--- START Rows ---

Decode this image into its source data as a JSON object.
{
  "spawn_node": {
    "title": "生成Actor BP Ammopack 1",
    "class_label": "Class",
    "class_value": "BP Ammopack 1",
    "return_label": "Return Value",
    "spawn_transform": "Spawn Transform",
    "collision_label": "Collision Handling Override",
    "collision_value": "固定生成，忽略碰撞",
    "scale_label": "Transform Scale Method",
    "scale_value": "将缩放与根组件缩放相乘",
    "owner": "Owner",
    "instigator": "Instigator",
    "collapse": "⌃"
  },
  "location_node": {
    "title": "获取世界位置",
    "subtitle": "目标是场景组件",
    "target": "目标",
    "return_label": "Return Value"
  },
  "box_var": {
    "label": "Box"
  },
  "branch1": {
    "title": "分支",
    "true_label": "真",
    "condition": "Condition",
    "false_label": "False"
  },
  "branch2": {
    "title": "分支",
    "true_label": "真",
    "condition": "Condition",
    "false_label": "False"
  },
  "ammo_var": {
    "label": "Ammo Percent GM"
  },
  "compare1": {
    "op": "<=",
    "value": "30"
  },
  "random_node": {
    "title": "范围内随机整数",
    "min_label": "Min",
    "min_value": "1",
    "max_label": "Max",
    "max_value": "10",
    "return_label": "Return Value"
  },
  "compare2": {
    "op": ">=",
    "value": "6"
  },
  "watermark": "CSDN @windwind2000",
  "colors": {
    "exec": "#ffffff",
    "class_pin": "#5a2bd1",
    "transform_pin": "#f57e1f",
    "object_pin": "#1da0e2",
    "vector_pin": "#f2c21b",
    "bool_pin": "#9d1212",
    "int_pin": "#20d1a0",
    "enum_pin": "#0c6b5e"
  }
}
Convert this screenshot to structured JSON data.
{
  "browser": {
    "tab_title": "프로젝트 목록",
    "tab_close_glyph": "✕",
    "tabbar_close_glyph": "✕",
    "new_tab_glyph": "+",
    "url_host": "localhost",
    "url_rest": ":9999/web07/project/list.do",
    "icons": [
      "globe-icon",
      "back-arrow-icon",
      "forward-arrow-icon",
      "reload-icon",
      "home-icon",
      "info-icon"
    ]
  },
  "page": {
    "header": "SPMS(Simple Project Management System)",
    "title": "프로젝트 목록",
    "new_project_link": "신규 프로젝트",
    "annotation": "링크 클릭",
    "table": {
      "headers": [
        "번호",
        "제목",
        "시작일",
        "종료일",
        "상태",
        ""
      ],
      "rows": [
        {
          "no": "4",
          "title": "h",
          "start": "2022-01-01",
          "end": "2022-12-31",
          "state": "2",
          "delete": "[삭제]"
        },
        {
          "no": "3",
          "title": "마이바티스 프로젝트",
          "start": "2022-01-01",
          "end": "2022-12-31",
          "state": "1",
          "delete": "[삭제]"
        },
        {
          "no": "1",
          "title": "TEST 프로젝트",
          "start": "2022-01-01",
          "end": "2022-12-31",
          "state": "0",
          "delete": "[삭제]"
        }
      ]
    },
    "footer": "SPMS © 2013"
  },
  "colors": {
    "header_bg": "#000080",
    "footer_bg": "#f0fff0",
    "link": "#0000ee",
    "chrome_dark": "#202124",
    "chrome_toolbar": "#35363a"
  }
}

--- END Rows ---

Your instructions. Reproduce each entry from the records above, character for character.

Response below.
Decode this image into its source data as a JSON object.
{
  "spawn_node": {
    "title": "生成Actor BP Ammopack 1",
    "class_label": "Class",
    "class_value": "BP Ammopack 1",
    "return_label": "Return Value",
    "spawn_transform": "Spawn Transform",
    "collision_label": "Collision Handling Override",
    "collision_value": "固定生成，忽略碰撞",
    "scale_label": "Transform Scale Method",
    "scale_value": "将缩放与根组件缩放相乘",
    "owner": "Owner",
    "instigator": "Instigator",
    "collapse": "⌃"
  },
  "location_node": {
    "title": "获取世界位置",
    "subtitle": "目标是场景组件",
    "target": "目标",
    "return_label": "Return Value"
  },
  "box_var": {
    "label": "Box"
  },
  "branch1": {
    "title": "分支",
    "true_label": "真",
    "condition": "Condition",
    "false_label": "False"
  },
  "branch2": {
    "title": "分支",
    "true_label": "真",
    "condition": "Condition",
    "false_label": "False"
  },
  "ammo_var": {
    "label": "Ammo Percent GM"
  },
  "compare1": {
    "op": "<=",
    "value": "30"
  },
  "random_node": {
    "title": "范围内随机整数",
    "min_label": "Min",
    "min_value": "1",
    "max_label": "Max",
    "max_value": "10",
    "return_label": "Return Value"
  },
  "compare2": {
    "op": ">=",
    "value": "6"
  },
  "watermark": "CSDN @windwind2000",
  "colors": {
    "exec": "#ffffff",
    "class_pin": "#5a2bd1",
    "transform_pin": "#f57e1f",
    "object_pin": "#1da0e2",
    "vector_pin": "#f2c21b",
    "bool_pin": "#9d1212",
    "int_pin": "#20d1a0",
    "enum_pin": "#0c6b5e"
  }
}
Convert this screenshot to structured JSON data.
{
  "browser": {
    "tab_title": "프로젝트 목록",
    "tab_close_glyph": "✕",
    "tabbar_close_glyph": "✕",
    "new_tab_glyph": "+",
    "url_host": "localhost",
    "url_rest": ":9999/web07/project/list.do",
    "icons": [
      "globe-icon",
      "back-arrow-icon",
      "forward-arrow-icon",
      "reload-icon",
      "home-icon",
      "info-icon"
    ]
  },
  "page": {
    "header": "SPMS(Simple Project Management System)",
    "title": "프로젝트 목록",
    "new_project_link": "신규 프로젝트",
    "annotation": "링크 클릭",
    "table": {
      "headers": [
        "번호",
        "제목",
        "시작일",
        "종료일",
        "상태",
        ""
      ],
      "rows": [
        {
          "no": "4",
          "title": "h",
          "start": "2022-01-01",
          "end": "2022-12-31",
          "state": "2",
          "delete": "[삭제]"
        },
        {
          "no": "3",
          "title": "마이바티스 프로젝트",
          "start": "2022-01-01",
          "end": "2022-12-31",
          "state": "1",
          "delete": "[삭제]"
        },
        {
          "no": "1",
          "title": "TEST 프로젝트",
          "start": "2022-01-01",
          "end": "2022-12-31",
          "state": "0",
          "delete": "[삭제]"
        }
      ]
    },
    "footer": "SPMS © 2013"
  },
  "colors": {
    "header_bg": "#000080",
    "footer_bg": "#f0fff0",
    "link": "#0000ee",
    "chrome_dark": "#202124",
    "chrome_toolbar": "#35363a"
  }
}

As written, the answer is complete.